**What is required**
Write out the data below in full. Keep it exact.

* START Records for processing *

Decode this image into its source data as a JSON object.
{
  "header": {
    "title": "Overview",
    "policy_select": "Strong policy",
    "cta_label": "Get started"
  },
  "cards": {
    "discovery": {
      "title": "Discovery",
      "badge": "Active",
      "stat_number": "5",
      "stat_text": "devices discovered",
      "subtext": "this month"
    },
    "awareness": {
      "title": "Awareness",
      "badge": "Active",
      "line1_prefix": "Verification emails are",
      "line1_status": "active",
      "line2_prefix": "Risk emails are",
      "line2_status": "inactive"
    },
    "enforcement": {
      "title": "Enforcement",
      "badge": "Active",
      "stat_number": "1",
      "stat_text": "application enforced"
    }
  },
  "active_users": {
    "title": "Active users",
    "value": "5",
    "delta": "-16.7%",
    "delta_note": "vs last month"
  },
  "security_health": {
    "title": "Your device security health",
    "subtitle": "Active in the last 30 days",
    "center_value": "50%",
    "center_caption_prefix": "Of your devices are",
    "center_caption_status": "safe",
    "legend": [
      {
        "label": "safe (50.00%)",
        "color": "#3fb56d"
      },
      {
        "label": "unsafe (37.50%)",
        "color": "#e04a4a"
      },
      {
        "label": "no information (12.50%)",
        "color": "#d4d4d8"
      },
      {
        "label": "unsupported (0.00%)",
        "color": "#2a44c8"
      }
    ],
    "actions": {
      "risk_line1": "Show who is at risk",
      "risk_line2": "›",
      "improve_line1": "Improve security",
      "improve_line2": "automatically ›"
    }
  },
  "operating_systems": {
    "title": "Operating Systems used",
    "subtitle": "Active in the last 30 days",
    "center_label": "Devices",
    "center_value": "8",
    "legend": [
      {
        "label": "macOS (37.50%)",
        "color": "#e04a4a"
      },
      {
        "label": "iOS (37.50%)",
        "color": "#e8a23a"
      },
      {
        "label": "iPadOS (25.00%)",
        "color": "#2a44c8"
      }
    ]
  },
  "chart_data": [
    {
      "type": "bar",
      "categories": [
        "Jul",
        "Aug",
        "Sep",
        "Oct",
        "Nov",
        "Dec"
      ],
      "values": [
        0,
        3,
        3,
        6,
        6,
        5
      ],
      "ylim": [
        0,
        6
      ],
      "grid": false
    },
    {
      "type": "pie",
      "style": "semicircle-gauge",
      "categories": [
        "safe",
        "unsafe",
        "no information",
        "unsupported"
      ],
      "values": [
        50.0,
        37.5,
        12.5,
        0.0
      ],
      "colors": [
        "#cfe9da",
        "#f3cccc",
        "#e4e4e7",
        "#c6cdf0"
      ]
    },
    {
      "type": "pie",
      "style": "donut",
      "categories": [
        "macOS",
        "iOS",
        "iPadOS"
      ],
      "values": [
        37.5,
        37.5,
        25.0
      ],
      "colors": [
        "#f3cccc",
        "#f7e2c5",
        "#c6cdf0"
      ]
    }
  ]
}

* END Records for processing *

**Reply**
Decode this image into its source data as a JSON object.
{
  "header": {
    "title": "Overview",
    "policy_select": "Strong policy",
    "cta_label": "Get started"
  },
  "cards": {
    "discovery": {
      "title": "Discovery",
      "badge": "Active",
      "stat_number": "5",
      "stat_text": "devices discovered",
      "subtext": "this month"
    },
    "awareness": {
      "title": "Awareness",
      "badge": "Active",
      "line1_prefix": "Verification emails are",
      "line1_status": "active",
      "line2_prefix": "Risk emails are",
      "line2_status": "inactive"
    },
    "enforcement": {
      "title": "Enforcement",
      "badge": "Active",
      "stat_number": "1",
      "stat_text": "application enforced"
    }
  },
  "active_users": {
    "title": "Active users",
    "value": "5",
    "delta": "-16.7%",
    "delta_note": "vs last month"
  },
  "security_health": {
    "title": "Your device security health",
    "subtitle": "Active in the last 30 days",
    "center_value": "50%",
    "center_caption_prefix": "Of your devices are",
    "center_caption_status": "safe",
    "legend": [
      {
        "label": "safe (50.00%)",
        "color": "#3fb56d"
      },
      {
        "label": "unsafe (37.50%)",
        "color": "#e04a4a"
      },
      {
        "label": "no information (12.50%)",
        "color": "#d4d4d8"
      },
      {
        "label": "unsupported (0.00%)",
        "color": "#2a44c8"
      }
    ],
    "actions": {
      "risk_line1": "Show who is at risk",
      "risk_line2": "›",
      "improve_line1": "Improve security",
      "improve_line2": "automatically ›"
    }
  },
  "operating_systems": {
    "title": "Operating Systems used",
    "subtitle": "Active in the last 30 days",
    "center_label": "Devices",
    "center_value": "8",
    "legend": [
      {
        "label": "macOS (37.50%)",
        "color": "#e04a4a"
      },
      {
        "label": "iOS (37.50%)",
        "color": "#e8a23a"
      },
      {
        "label": "iPadOS (25.00%)",
        "color": "#2a44c8"
      }
    ]
  },
  "chart_data": [
    {
      "type": "bar",
      "categories": [
        "Jul",
        "Aug",
        "Sep",
        "Oct",
        "Nov",
        "Dec"
      ],
      "values": [
        0,
        3,
        3,
        6,
        6,
        5
      ],
      "ylim": [
        0,
        6
      ],
      "grid": false
    },
    {
      "type": "pie",
      "style": "semicircle-gauge",
      "categories": [
        "safe",
        "unsafe",
        "no information",
        "unsupported"
      ],
      "values": [
        50.0,
        37.5,
        12.5,
        0.0
      ],
      "colors": [
        "#cfe9da",
        "#f3cccc",
        "#e4e4e7",
        "#c6cdf0"
      ]
    },
    {
      "type": "pie",
      "style": "donut",
      "categories": [
        "macOS",
        "iOS",
        "iPadOS"
      ],
      "values": [
        37.5,
        37.5,
        25.0
      ],
      "colors": [
        "#f3cccc",
        "#f7e2c5",
        "#c6cdf0"
      ]
    }
  ]
}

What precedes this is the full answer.